### OBJECTIVE:
Take the entries below and print all of them exactly, please.

### MATERIAL SHOWN:
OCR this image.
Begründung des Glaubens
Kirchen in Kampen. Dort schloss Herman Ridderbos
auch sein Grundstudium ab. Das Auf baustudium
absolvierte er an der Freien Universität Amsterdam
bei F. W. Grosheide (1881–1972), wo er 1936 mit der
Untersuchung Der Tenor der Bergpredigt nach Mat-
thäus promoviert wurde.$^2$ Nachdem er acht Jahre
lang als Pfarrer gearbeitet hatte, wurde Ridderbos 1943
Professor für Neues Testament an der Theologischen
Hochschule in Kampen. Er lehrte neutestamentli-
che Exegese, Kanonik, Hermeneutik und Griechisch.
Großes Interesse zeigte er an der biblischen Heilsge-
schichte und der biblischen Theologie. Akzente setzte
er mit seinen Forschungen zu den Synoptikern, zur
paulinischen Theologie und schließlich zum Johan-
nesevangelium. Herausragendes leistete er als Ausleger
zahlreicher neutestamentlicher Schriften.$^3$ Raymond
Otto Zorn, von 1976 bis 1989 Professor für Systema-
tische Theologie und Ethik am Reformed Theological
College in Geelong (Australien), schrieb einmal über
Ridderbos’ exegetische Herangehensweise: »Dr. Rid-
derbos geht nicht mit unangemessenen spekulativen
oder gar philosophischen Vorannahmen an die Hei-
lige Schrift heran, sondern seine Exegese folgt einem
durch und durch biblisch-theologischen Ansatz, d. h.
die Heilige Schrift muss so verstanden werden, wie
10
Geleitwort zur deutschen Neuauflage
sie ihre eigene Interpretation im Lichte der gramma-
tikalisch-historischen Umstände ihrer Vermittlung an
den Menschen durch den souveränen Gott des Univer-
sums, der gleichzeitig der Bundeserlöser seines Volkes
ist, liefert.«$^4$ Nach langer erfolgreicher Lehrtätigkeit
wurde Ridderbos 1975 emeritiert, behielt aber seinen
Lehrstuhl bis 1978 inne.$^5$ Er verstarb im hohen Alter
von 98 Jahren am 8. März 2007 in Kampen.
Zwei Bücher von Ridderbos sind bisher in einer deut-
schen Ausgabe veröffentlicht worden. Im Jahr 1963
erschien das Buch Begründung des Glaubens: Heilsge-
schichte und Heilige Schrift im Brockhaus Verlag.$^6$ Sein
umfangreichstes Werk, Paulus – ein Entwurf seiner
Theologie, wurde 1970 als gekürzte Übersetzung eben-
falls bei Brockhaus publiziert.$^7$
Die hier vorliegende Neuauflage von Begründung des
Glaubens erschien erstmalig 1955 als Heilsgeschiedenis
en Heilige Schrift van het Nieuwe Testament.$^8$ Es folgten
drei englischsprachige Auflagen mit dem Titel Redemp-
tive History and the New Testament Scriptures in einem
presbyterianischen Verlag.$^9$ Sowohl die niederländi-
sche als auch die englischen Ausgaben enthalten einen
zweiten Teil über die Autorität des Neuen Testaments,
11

### COMPLETED EXERCISE:
OCR this image.
Begründung des Glaubens
Kirchen in Kampen. Dort schloss Herman Ridderbos
auch sein Grundstudium ab. Das Auf baustudium
absolvierte er an der Freien Universität Amsterdam
bei F. W. Grosheide (1881–1972), wo er 1936 mit der
Untersuchung Der Tenor der Bergpredigt nach Mat-
thäus promoviert wurde.$^2$ Nachdem er acht Jahre
lang als Pfarrer gearbeitet hatte, wurde Ridderbos 1943
Professor für Neues Testament an der Theologischen
Hochschule in Kampen. Er lehrte neutestamentli-
che Exegese, Kanonik, Hermeneutik und Griechisch.
Großes Interesse zeigte er an der biblischen Heilsge-
schichte und der biblischen Theologie. Akzente setzte
er mit seinen Forschungen zu den Synoptikern, zur
paulinischen Theologie und schließlich zum Johan-
nesevangelium. Herausragendes leistete er als Ausleger
zahlreicher neutestamentlicher Schriften.$^3$ Raymond
Otto Zorn, von 1976 bis 1989 Professor für Systema-
tische Theologie und Ethik am Reformed Theological
College in Geelong (Australien), schrieb einmal über
Ridderbos’ exegetische Herangehensweise: »Dr. Rid-
derbos geht nicht mit unangemessenen spekulativen
oder gar philosophischen Vorannahmen an die Hei-
lige Schrift heran, sondern seine Exegese folgt einem
durch und durch biblisch-theologischen Ansatz, d. h.
die Heilige Schrift muss so verstanden werden, wie
10
Geleitwort zur deutschen Neuauflage
sie ihre eigene Interpretation im Lichte der gramma-
tikalisch-historischen Umstände ihrer Vermittlung an
den Menschen durch den souveränen Gott des Univer-
sums, der gleichzeitig der Bundeserlöser seines Volkes
ist, liefert.«$^4$ Nach langer erfolgreicher Lehrtätigkeit
wurde Ridderbos 1975 emeritiert, behielt aber seinen
Lehrstuhl bis 1978 inne.$^5$ Er verstarb im hohen Alter
von 98 Jahren am 8. März 2007 in Kampen.
Zwei Bücher von Ridderbos sind bisher in einer deut-
schen Ausgabe veröffentlicht worden. Im Jahr 1963
erschien das Buch Begründung des Glaubens: Heilsge-
schichte und Heilige Schrift im Brockhaus Verlag.$^6$ Sein
umfangreichstes Werk, Paulus – ein Entwurf seiner
Theologie, wurde 1970 als gekürzte Übersetzung eben-
falls bei Brockhaus publiziert.$^7$
Die hier vorliegende Neuauflage von Begründung des
Glaubens erschien erstmalig 1955 als Heilsgeschiedenis
en Heilige Schrift van het Nieuwe Testament.$^8$ Es folgten
drei englischsprachige Auflagen mit dem Titel Redemp-
tive History and the New Testament Scriptures in einem
presbyterianischen Verlag.$^9$ Sowohl die niederländi-
sche als auch die englischen Ausgaben enthalten einen
zweiten Teil über die Autorität des Neuen Testaments,
11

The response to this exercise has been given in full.